▶ Exercise task:
Copy the entries word for word, beginning with the first line and continuing through the line that contains "data-point-karun [922, 257, 930, 265]". Include both of those lines.

Source data:
[BEGIN]
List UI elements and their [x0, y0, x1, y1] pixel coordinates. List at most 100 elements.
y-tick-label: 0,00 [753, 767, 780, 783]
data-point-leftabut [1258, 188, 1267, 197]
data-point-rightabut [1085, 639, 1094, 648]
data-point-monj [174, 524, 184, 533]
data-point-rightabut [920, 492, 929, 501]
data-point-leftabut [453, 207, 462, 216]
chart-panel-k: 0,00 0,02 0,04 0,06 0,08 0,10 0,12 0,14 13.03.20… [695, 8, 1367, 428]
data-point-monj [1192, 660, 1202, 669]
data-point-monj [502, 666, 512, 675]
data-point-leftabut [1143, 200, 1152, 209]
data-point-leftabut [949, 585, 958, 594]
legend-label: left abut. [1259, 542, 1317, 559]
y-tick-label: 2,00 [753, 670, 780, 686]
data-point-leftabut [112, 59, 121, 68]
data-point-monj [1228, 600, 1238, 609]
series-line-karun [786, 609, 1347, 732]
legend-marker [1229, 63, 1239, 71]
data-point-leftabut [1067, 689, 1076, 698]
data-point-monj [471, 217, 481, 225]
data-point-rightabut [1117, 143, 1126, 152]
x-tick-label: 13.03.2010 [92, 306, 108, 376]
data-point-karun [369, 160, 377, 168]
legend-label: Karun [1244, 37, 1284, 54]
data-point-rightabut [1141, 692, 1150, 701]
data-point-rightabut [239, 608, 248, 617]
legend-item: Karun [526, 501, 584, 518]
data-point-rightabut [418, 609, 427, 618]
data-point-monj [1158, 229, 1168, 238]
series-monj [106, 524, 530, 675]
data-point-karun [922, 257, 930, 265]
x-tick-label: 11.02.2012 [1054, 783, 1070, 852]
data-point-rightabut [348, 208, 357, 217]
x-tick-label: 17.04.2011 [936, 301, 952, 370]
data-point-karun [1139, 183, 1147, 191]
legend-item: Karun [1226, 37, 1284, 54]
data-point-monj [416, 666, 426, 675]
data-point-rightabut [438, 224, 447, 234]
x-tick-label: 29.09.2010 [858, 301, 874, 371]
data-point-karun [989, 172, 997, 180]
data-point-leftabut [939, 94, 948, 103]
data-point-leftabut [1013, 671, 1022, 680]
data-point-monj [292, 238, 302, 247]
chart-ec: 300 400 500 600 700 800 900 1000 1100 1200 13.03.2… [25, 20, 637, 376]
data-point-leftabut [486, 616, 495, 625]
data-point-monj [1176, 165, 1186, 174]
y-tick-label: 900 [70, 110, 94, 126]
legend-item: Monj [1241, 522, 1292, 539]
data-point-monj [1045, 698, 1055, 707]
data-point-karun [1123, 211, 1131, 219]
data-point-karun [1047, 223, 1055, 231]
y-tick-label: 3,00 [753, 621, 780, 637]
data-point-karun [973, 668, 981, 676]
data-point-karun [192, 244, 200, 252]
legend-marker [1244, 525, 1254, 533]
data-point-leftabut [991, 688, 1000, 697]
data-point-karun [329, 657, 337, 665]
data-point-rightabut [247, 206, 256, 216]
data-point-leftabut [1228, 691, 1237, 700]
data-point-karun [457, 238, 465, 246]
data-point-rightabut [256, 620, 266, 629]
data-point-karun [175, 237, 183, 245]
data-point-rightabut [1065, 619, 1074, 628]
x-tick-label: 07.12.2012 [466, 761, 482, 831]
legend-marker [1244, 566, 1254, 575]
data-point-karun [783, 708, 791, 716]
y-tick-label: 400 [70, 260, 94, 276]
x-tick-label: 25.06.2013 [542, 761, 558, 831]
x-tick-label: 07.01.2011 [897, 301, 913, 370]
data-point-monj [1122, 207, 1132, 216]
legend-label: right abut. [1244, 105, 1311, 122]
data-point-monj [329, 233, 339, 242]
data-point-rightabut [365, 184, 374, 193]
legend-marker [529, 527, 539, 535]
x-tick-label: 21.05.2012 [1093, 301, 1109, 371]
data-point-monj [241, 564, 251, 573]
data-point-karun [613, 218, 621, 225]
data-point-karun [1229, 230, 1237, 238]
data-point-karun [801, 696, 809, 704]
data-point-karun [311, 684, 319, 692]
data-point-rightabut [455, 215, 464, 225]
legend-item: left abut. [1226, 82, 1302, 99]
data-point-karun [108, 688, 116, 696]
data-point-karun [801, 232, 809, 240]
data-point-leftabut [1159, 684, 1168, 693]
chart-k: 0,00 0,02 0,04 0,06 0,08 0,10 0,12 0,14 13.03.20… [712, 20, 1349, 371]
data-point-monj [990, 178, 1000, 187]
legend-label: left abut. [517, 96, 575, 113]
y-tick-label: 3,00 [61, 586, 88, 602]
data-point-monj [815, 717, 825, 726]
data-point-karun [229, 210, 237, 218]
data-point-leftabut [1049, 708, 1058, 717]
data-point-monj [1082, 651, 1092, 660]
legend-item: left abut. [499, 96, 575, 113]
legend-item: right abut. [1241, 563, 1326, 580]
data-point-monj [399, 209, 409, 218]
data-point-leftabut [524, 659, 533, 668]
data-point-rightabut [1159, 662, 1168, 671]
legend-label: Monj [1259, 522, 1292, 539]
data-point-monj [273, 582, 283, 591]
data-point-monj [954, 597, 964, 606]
[END]
▶ Written reply:
List UI elements and their [x0, y0, x1, y1] pixel coordinates. List at most 100 elements.
y-tick-label: 0,00 [753, 767, 780, 783]
data-point-leftabut [1258, 188, 1267, 197]
data-point-rightabut [1085, 639, 1094, 648]
data-point-monj [174, 524, 184, 533]
data-point-rightabut [920, 492, 929, 501]
data-point-leftabut [453, 207, 462, 216]
chart-panel-k: 0,00 0,02 0,04 0,06 0,08 0,10 0,12 0,14 13.03.20… [695, 8, 1367, 428]
data-point-monj [1192, 660, 1202, 669]
data-point-monj [502, 666, 512, 675]
data-point-leftabut [1143, 200, 1152, 209]
data-point-leftabut [949, 585, 958, 594]
legend-label: left abut. [1259, 542, 1317, 559]
y-tick-label: 2,00 [753, 670, 780, 686]
data-point-leftabut [112, 59, 121, 68]
data-point-monj [1228, 600, 1238, 609]
series-line-karun [786, 609, 1347, 732]
legend-marker [1229, 63, 1239, 71]
data-point-leftabut [1067, 689, 1076, 698]
data-point-monj [471, 217, 481, 225]
data-point-rightabut [1117, 143, 1126, 152]
x-tick-label: 13.03.2010 [92, 306, 108, 376]
data-point-karun [369, 160, 377, 168]
legend-label: Karun [1244, 37, 1284, 54]
data-point-rightabut [1141, 692, 1150, 701]
data-point-rightabut [239, 608, 248, 617]
legend-item: Karun [526, 501, 584, 518]
data-point-rightabut [418, 609, 427, 618]
data-point-monj [1158, 229, 1168, 238]
series-monj [106, 524, 530, 675]
data-point-karun [922, 257, 930, 265]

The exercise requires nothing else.